**PROBLEM TO SOLVE**
Filter the entries, keeping every line with the word "telefonu".
Begin SUPPLIED RECORDS
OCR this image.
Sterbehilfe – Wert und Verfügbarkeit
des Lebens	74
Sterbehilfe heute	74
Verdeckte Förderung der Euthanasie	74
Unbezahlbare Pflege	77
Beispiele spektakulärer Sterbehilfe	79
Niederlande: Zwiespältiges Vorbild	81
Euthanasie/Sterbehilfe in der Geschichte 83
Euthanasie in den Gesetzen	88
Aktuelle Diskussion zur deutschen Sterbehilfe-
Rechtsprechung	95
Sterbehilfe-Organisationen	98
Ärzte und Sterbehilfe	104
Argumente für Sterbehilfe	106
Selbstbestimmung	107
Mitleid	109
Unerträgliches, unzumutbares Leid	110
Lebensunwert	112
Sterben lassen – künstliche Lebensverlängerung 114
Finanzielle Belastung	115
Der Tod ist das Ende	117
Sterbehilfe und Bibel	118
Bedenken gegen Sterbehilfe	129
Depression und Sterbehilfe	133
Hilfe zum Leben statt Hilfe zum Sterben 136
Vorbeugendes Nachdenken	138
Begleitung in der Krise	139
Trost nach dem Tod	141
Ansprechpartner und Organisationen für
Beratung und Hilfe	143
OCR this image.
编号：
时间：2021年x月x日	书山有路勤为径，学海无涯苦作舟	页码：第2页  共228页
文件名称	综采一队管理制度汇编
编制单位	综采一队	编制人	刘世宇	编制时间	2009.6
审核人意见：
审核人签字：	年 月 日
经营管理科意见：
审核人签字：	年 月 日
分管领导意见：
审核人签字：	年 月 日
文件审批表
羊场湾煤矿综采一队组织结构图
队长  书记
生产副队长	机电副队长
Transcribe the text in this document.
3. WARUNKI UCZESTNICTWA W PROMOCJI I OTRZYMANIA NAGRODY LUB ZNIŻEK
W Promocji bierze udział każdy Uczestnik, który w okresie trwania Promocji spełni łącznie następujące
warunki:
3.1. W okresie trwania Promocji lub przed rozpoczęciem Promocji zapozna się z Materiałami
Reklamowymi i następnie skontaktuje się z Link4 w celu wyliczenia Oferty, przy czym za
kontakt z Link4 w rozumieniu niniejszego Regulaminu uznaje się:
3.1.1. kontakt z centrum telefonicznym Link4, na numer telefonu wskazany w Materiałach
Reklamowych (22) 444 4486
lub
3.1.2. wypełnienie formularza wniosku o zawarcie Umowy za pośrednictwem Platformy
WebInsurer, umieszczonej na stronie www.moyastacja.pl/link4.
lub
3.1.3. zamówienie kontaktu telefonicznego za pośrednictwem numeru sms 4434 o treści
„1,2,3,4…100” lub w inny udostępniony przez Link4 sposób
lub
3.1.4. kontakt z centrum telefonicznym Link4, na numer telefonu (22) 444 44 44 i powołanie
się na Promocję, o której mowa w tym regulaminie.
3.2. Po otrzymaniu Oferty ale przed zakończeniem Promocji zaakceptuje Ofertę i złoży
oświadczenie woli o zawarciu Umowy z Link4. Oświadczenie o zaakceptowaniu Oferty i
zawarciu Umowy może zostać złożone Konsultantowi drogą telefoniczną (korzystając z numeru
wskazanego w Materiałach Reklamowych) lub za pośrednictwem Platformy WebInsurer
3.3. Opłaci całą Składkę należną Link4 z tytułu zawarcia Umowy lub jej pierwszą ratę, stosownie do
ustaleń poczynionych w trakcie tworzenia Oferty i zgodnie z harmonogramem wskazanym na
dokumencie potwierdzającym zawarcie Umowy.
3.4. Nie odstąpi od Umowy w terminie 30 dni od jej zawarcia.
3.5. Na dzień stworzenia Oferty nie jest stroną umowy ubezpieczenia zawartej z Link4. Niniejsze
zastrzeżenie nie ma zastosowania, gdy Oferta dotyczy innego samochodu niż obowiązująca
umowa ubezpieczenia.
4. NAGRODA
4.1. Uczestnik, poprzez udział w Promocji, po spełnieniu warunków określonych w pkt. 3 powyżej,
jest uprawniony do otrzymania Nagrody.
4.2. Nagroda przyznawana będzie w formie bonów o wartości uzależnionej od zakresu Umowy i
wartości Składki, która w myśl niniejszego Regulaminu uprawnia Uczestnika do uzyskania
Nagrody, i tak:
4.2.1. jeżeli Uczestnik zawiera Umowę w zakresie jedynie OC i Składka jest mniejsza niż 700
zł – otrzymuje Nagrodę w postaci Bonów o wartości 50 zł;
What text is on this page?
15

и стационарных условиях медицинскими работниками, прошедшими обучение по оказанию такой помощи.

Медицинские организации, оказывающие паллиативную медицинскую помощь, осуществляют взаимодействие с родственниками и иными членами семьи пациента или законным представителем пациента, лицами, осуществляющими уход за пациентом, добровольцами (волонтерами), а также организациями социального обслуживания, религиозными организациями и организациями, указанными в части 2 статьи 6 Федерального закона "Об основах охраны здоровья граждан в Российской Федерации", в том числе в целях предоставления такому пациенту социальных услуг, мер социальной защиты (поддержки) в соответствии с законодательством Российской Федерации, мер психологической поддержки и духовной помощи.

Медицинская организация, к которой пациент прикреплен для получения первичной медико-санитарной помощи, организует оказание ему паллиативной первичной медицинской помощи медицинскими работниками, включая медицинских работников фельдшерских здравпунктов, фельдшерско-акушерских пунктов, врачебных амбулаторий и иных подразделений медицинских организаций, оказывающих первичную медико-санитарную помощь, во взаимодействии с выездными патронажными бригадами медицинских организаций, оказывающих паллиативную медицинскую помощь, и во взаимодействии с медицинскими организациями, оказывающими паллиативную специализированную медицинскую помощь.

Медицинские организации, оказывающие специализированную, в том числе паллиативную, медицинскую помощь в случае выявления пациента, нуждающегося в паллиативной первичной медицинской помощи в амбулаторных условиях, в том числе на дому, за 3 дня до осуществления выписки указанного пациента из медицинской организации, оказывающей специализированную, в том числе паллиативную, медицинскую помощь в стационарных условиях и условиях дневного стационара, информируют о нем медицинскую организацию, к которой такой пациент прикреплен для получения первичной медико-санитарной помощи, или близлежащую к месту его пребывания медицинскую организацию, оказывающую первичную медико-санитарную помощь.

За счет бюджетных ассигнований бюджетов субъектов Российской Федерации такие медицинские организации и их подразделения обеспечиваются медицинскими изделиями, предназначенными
End SUPPLIED RECORDS
**FINISHED ANSWER**
3.1.1. kontakt z centrum telefonicznym Link4, na numer telefonu wskazany w Materiałach
3.1.4. kontakt z centrum telefonicznym Link4, na numer telefonu (22) 444 44 44 i powołanie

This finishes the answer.